======== Provided records ========

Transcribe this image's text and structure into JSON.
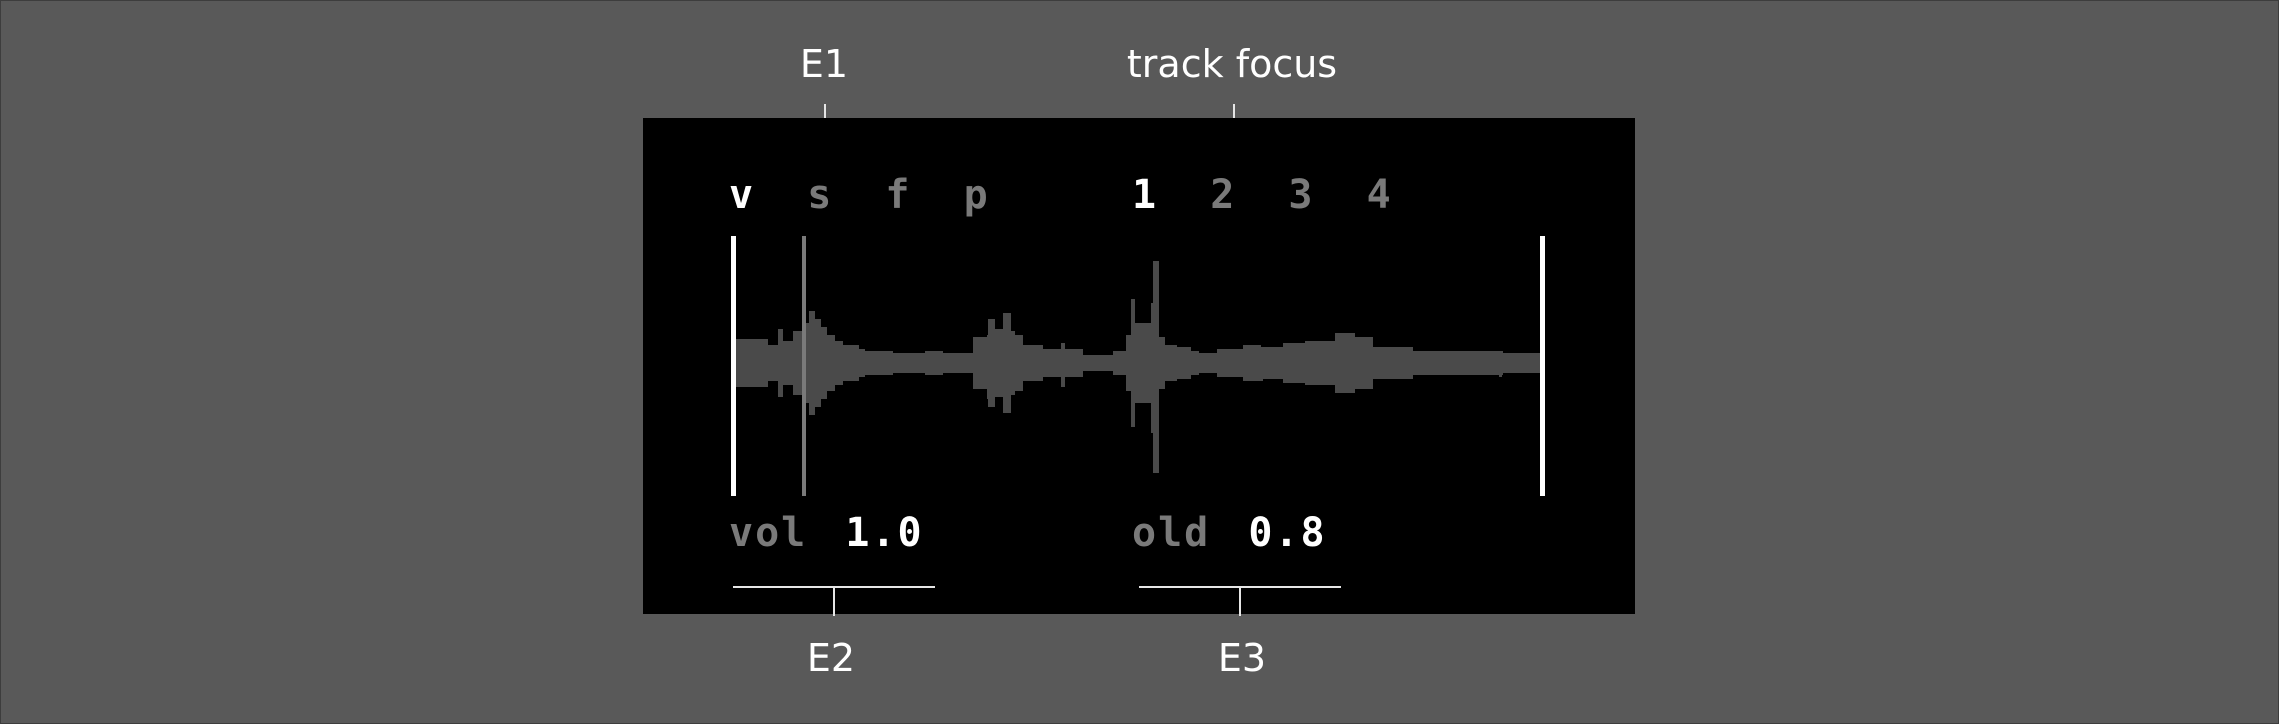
{
  "callouts": {
    "e1": "E1",
    "track_focus": "track focus",
    "e2": "E2",
    "e3": "E3"
  },
  "screen": {
    "modes": [
      "v",
      "s",
      "f",
      "p"
    ],
    "active_mode": "v",
    "tracks": [
      "1",
      "2",
      "3",
      "4"
    ],
    "active_track": "1",
    "param1_label": "vol",
    "param1_value": "1.0",
    "param2_label": "old",
    "param2_value": "0.8"
  },
  "colors": {
    "background": "#595959",
    "screen": "#000000",
    "waveform": "#4a4a4a",
    "marker": "#ffffff",
    "playhead": "#7a7a7a",
    "dim_text": "#7a7a7a",
    "bright_text": "#ffffff"
  }
}
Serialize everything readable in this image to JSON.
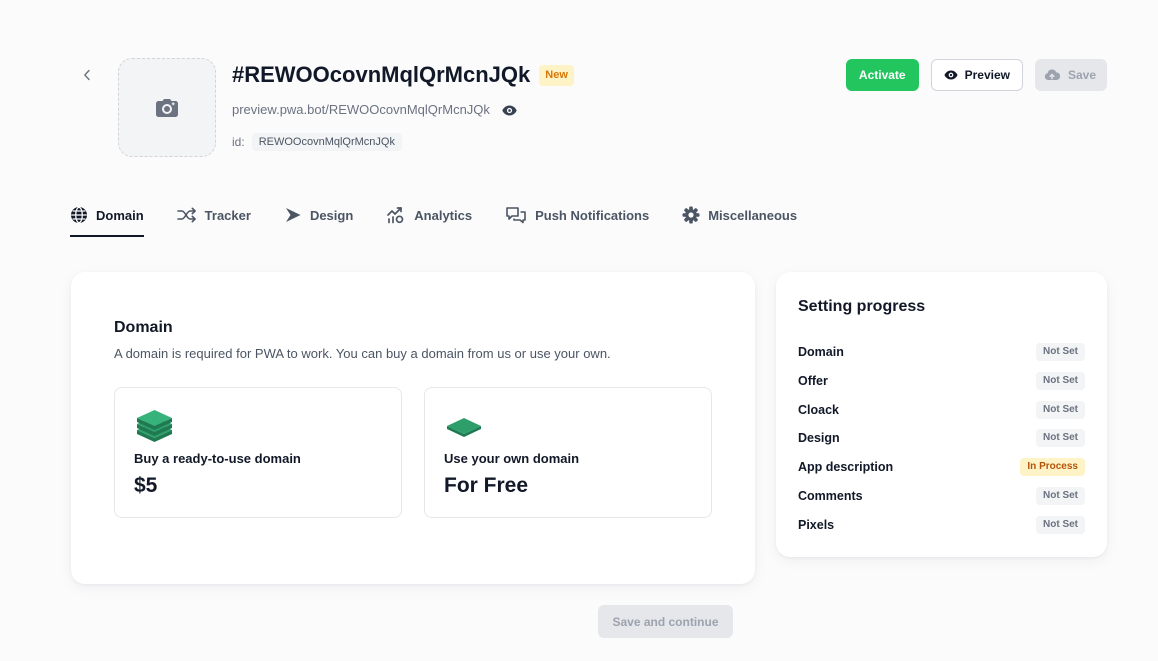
{
  "header": {
    "title": "#REWOOcovnMqlQrMcnJQk",
    "badge": "New",
    "preview_url": "preview.pwa.bot/REWOOcovnMqlQrMcnJQk",
    "id_label": "id:",
    "id_value": "REWOOcovnMqlQrMcnJQk",
    "back_icon": "chevron-left-icon",
    "avatar_icon": "camera-icon",
    "url_icon": "eye-icon"
  },
  "actions": {
    "activate": "Activate",
    "preview": "Preview",
    "preview_icon": "eye-icon",
    "save": "Save",
    "save_icon": "cloud-upload-icon",
    "save_disabled": true
  },
  "tabs": [
    {
      "label": "Domain",
      "icon": "globe-icon",
      "active": true
    },
    {
      "label": "Tracker",
      "icon": "shuffle-icon",
      "active": false
    },
    {
      "label": "Design",
      "icon": "play-icon",
      "active": false
    },
    {
      "label": "Analytics",
      "icon": "analytics-chart-icon",
      "active": false
    },
    {
      "label": "Push Notifications",
      "icon": "chat-bubbles-icon",
      "active": false
    },
    {
      "label": "Miscellaneous",
      "icon": "gear-icon",
      "active": false
    }
  ],
  "domain": {
    "title": "Domain",
    "description": "A domain is required for PWA to work. You can buy a domain from us or use your own.",
    "options": [
      {
        "label": "Buy a ready-to-use domain",
        "price": "$5",
        "icon": "layers-stack-icon"
      },
      {
        "label": "Use your own domain",
        "price": "For Free",
        "icon": "layer-icon"
      }
    ],
    "submit": "Save and continue",
    "submit_disabled": true
  },
  "progress": {
    "title": "Setting progress",
    "items": [
      {
        "label": "Domain",
        "status": "Not Set",
        "bg": "#f3f4f6",
        "fg": "#6b7280"
      },
      {
        "label": "Offer",
        "status": "Not Set",
        "bg": "#f3f4f6",
        "fg": "#6b7280"
      },
      {
        "label": "Cloack",
        "status": "Not Set",
        "bg": "#f3f4f6",
        "fg": "#6b7280"
      },
      {
        "label": "Design",
        "status": "Not Set",
        "bg": "#f3f4f6",
        "fg": "#6b7280"
      },
      {
        "label": "App description",
        "status": "In Process",
        "bg": "#fef3c7",
        "fg": "#b45309"
      },
      {
        "label": "Comments",
        "status": "Not Set",
        "bg": "#f3f4f6",
        "fg": "#6b7280"
      },
      {
        "label": "Pixels",
        "status": "Not Set",
        "bg": "#f3f4f6",
        "fg": "#6b7280"
      }
    ]
  },
  "colors": {
    "activate_bg": "#22c55e",
    "activate_fg": "#ffffff",
    "new_badge_bg": "#fef3c7",
    "new_badge_fg": "#d97706",
    "disabled_bg": "#e5e7eb",
    "disabled_fg": "#9ca3af"
  }
}
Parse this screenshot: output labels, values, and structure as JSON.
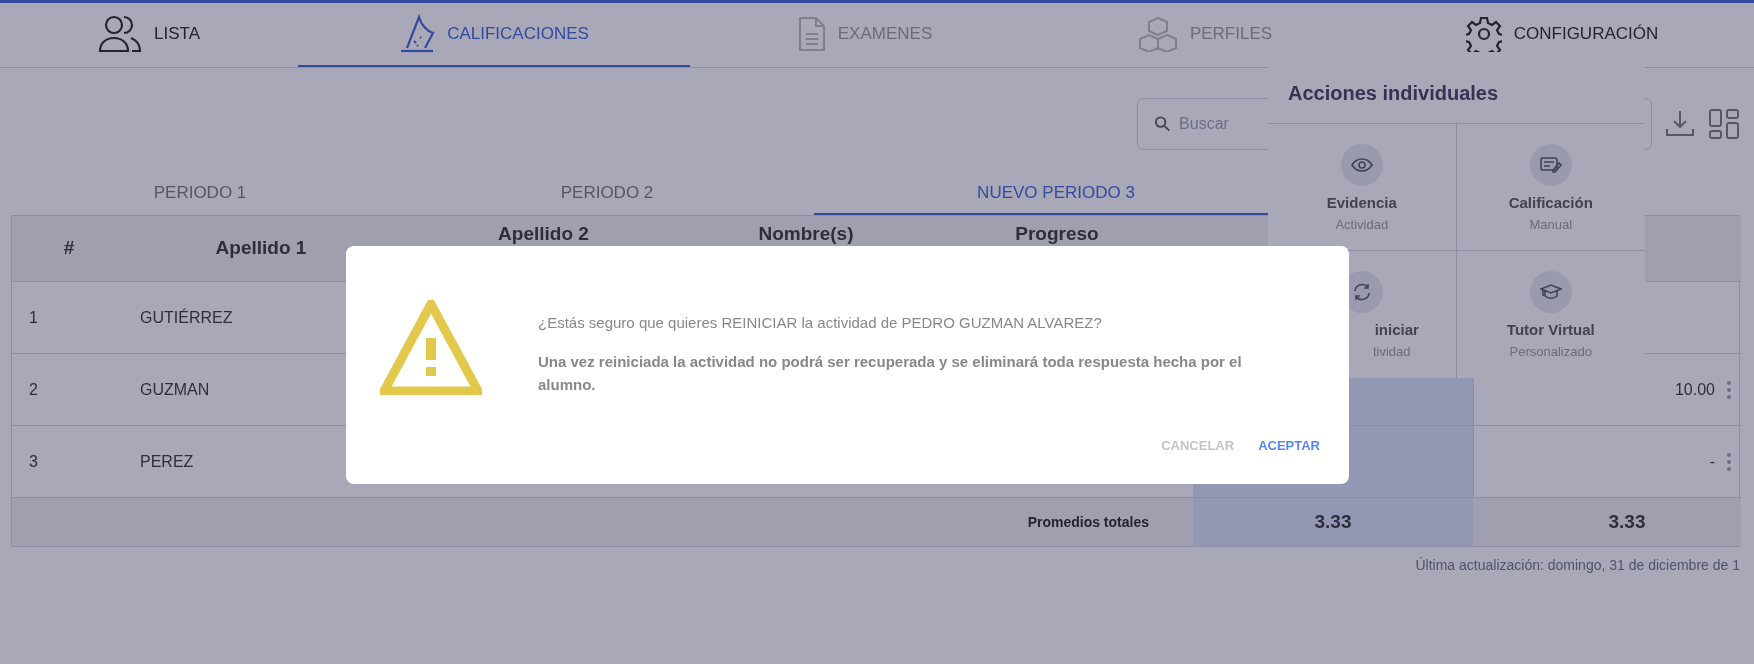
{
  "nav_tabs": [
    {
      "label": "LISTA",
      "selected": false,
      "disabled": false
    },
    {
      "label": "CALIFICACIONES",
      "selected": true,
      "disabled": false
    },
    {
      "label": "EXAMENES",
      "selected": false,
      "disabled": true
    },
    {
      "label": "PERFILES",
      "selected": false,
      "disabled": true
    },
    {
      "label": "CONFIGURACIÓN",
      "selected": false,
      "disabled": false
    }
  ],
  "search": {
    "placeholder": "Buscar"
  },
  "period_tabs": [
    {
      "label": "PERIODO 1",
      "selected": false
    },
    {
      "label": "PERIODO 2",
      "selected": false
    },
    {
      "label": "NUEVO PERIODO 3",
      "selected": true
    }
  ],
  "table": {
    "columns": [
      "#",
      "Apellido 1",
      "Apellido 2",
      "Nombre(s)",
      "Progreso"
    ],
    "rows": [
      {
        "number": "1",
        "apellido_1": "GUTIÉRREZ"
      },
      {
        "number": "2",
        "apellido_1": "GUZMAN",
        "column_7": "10.00"
      },
      {
        "number": "3",
        "apellido_1": "PEREZ",
        "column_7": "-"
      }
    ],
    "totals": {
      "label": "Promedios totales",
      "column_6": "3.33",
      "column_7": "3.33"
    }
  },
  "last_update": "Última actualización: domingo, 31 de diciembre de 1",
  "actions_menu": {
    "title": "Acciones individuales",
    "items": [
      {
        "label": "Evidencia",
        "sublabel": "Actividad"
      },
      {
        "label": "Calificación",
        "sublabel": "Manual"
      },
      {
        "label": "iniciar",
        "sublabel": "tividad"
      },
      {
        "label": "Tutor Virtual",
        "sublabel": "Personalizado"
      }
    ]
  },
  "dialog": {
    "question": "¿Estás seguro que quieres REINICIAR la actividad de PEDRO GUZMAN ALVAREZ?",
    "warning": "Una vez reiniciada la actividad no podrá ser recuperada y se eliminará toda respuesta hecha por el alumno.",
    "buttons": [
      {
        "label": "CANCELAR",
        "kind": "cancel"
      },
      {
        "label": "ACEPTAR",
        "kind": "confirm"
      }
    ]
  }
}
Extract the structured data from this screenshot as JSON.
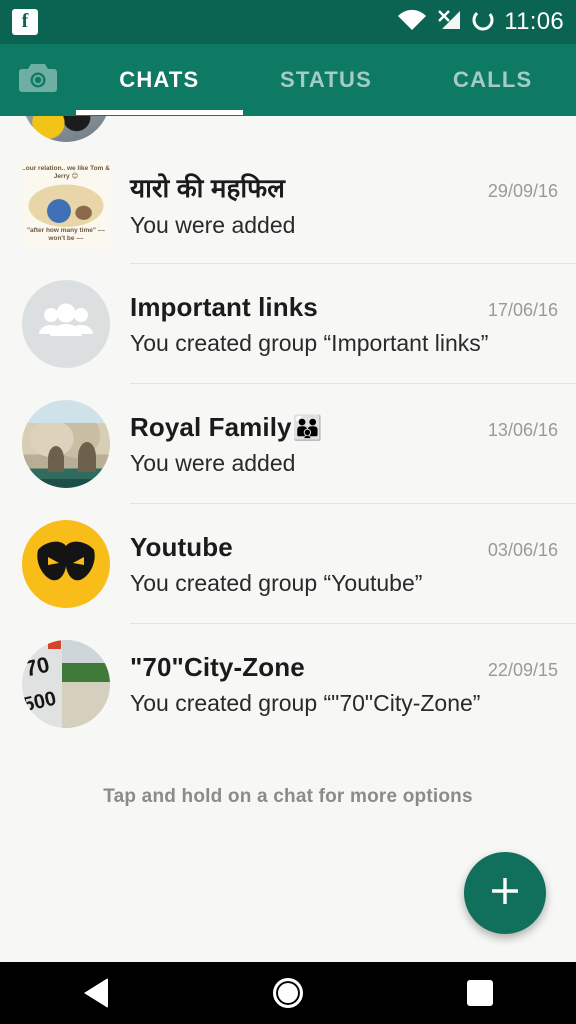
{
  "statusbar": {
    "app_icon": "facebook-icon",
    "fb_letter": "f",
    "wifi_icon": "wifi-icon",
    "signal_icon": "mobile-signal-no-sim-icon",
    "sync_icon": "sync-circle-icon",
    "time": "11:06"
  },
  "toolbar": {
    "camera_icon": "camera-icon",
    "tabs": [
      {
        "label": "CHATS",
        "active": true
      },
      {
        "label": "STATUS",
        "active": false
      },
      {
        "label": "CALLS",
        "active": false
      }
    ]
  },
  "chats": [
    {
      "title": "यारो की महफिल",
      "emoji": "",
      "subtitle": "You were added",
      "date": "29/09/16",
      "avatar": "tom-and-jerry-photo",
      "avatar_caption_top": "..our relation..\nwe like Tom & Jerry 😊",
      "avatar_caption_bottom": "\"after how many time\"\n–– won't be ––"
    },
    {
      "title": "Important links",
      "emoji": "",
      "subtitle": "You created group “Important links”",
      "date": "17/06/16",
      "avatar": "default-group-icon"
    },
    {
      "title": "Royal Family",
      "emoji": "👪",
      "subtitle": "You were added",
      "date": "13/06/16",
      "avatar": "fort-photo"
    },
    {
      "title": "Youtube",
      "emoji": "",
      "subtitle": "You created group “Youtube”",
      "date": "03/06/16",
      "avatar": "yellow-mask-logo"
    },
    {
      "title": "\"70\"City-Zone",
      "emoji": "",
      "subtitle": "You created group “\"70\"City-Zone”",
      "date": "22/09/15",
      "avatar": "roadside-milestone-photo",
      "avatar_text_1": "70",
      "avatar_text_2": "500"
    }
  ],
  "hint": {
    "text": "Tap and hold on a chat for more options"
  },
  "fab": {
    "icon": "plus-icon",
    "label": "+"
  },
  "navbar": {
    "back_icon": "back-triangle-icon",
    "home_icon": "home-circle-icon",
    "recents_icon": "recents-square-icon"
  },
  "colors": {
    "status_bar": "#0b6452",
    "toolbar": "#0f7a64",
    "accent_fab": "#10705c",
    "list_bg": "#f7f7f5",
    "title": "#1b1b1b",
    "date": "#9a9a98",
    "hint": "#8b8b89"
  }
}
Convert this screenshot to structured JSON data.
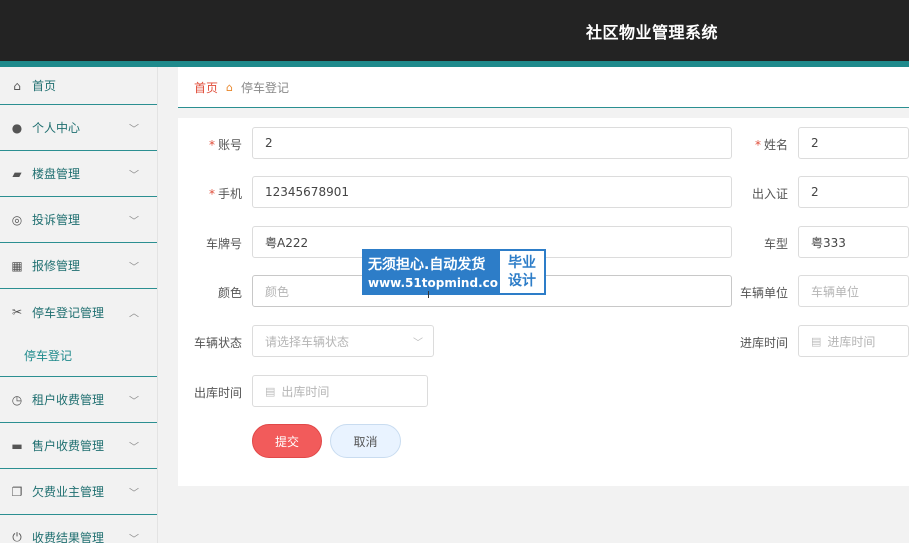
{
  "app": {
    "title": "社区物业管理系统"
  },
  "sidebar": {
    "items": [
      {
        "label": "首页",
        "icon": "home-icon",
        "glyph": "⌂"
      },
      {
        "label": "个人中心",
        "icon": "user-icon",
        "glyph": "●"
      },
      {
        "label": "楼盘管理",
        "icon": "building-icon",
        "glyph": "▰"
      },
      {
        "label": "投诉管理",
        "icon": "lifebuoy-icon",
        "glyph": "◎"
      },
      {
        "label": "报修管理",
        "icon": "grid-icon",
        "glyph": "▦"
      },
      {
        "label": "停车登记管理",
        "icon": "ticket-icon",
        "glyph": "✂"
      },
      {
        "label": "租户收费管理",
        "icon": "clock-icon",
        "glyph": "◷"
      },
      {
        "label": "售户收费管理",
        "icon": "printer-icon",
        "glyph": "▬"
      },
      {
        "label": "欠费业主管理",
        "icon": "copy-icon",
        "glyph": "❐"
      },
      {
        "label": "收费结果管理",
        "icon": "power-icon",
        "glyph": "⏻"
      }
    ],
    "submenu_parking": "停车登记",
    "chevron_down": "﹀",
    "chevron_up": "︿"
  },
  "breadcrumb": {
    "home": "首页",
    "separator": "⌂",
    "current": "停车登记"
  },
  "form": {
    "account_label": "账号",
    "account_value": "2",
    "name_label": "姓名",
    "name_value": "2",
    "phone_label": "手机",
    "phone_value": "12345678901",
    "pass_label": "出入证",
    "pass_value": "2",
    "plate_label": "车牌号",
    "plate_value": "粤A222",
    "model_label": "车型",
    "model_value": "粤333",
    "color_label": "颜色",
    "color_placeholder": "颜色",
    "unit_label": "车辆单位",
    "unit_placeholder": "车辆单位",
    "status_label": "车辆状态",
    "status_placeholder": "请选择车辆状态",
    "in_time_label": "进库时间",
    "in_time_placeholder": "进库时间",
    "out_time_label": "出库时间",
    "out_time_placeholder": "出库时间",
    "required_mark": "*",
    "calendar_glyph": "▤",
    "dropdown_glyph": "﹀"
  },
  "buttons": {
    "submit": "提交",
    "cancel": "取消"
  },
  "watermark": {
    "line1": "无须担心.自动发货",
    "line2": "www.51topmind.com",
    "badge1": "毕业",
    "badge2": "设计"
  },
  "colors": {
    "accent": "#1f8a8c",
    "danger": "#f25b5b",
    "topbar": "#232323",
    "watermark": "#2d7dc8"
  }
}
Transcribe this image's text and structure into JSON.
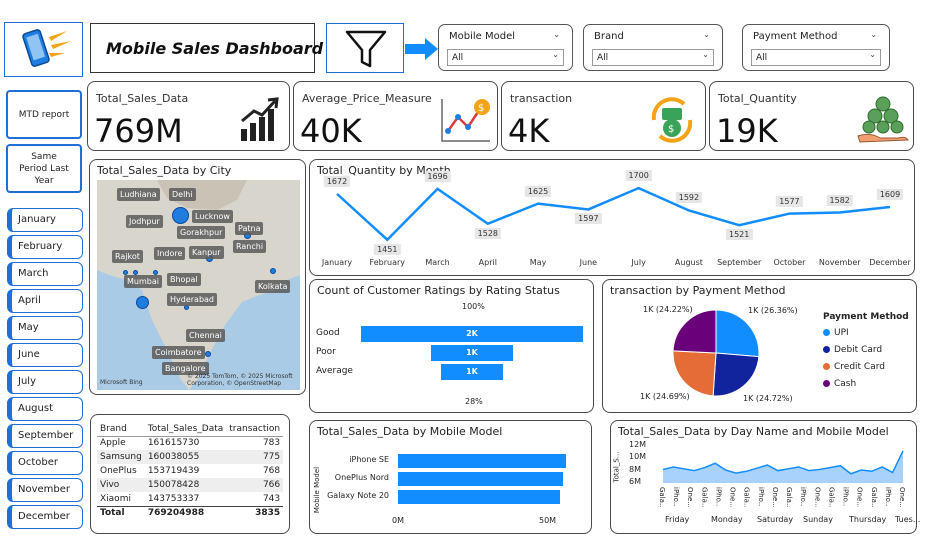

========

=== Task statement ===
What is the number of lines holding the word "options"? State it alone.

=== Task result ===
2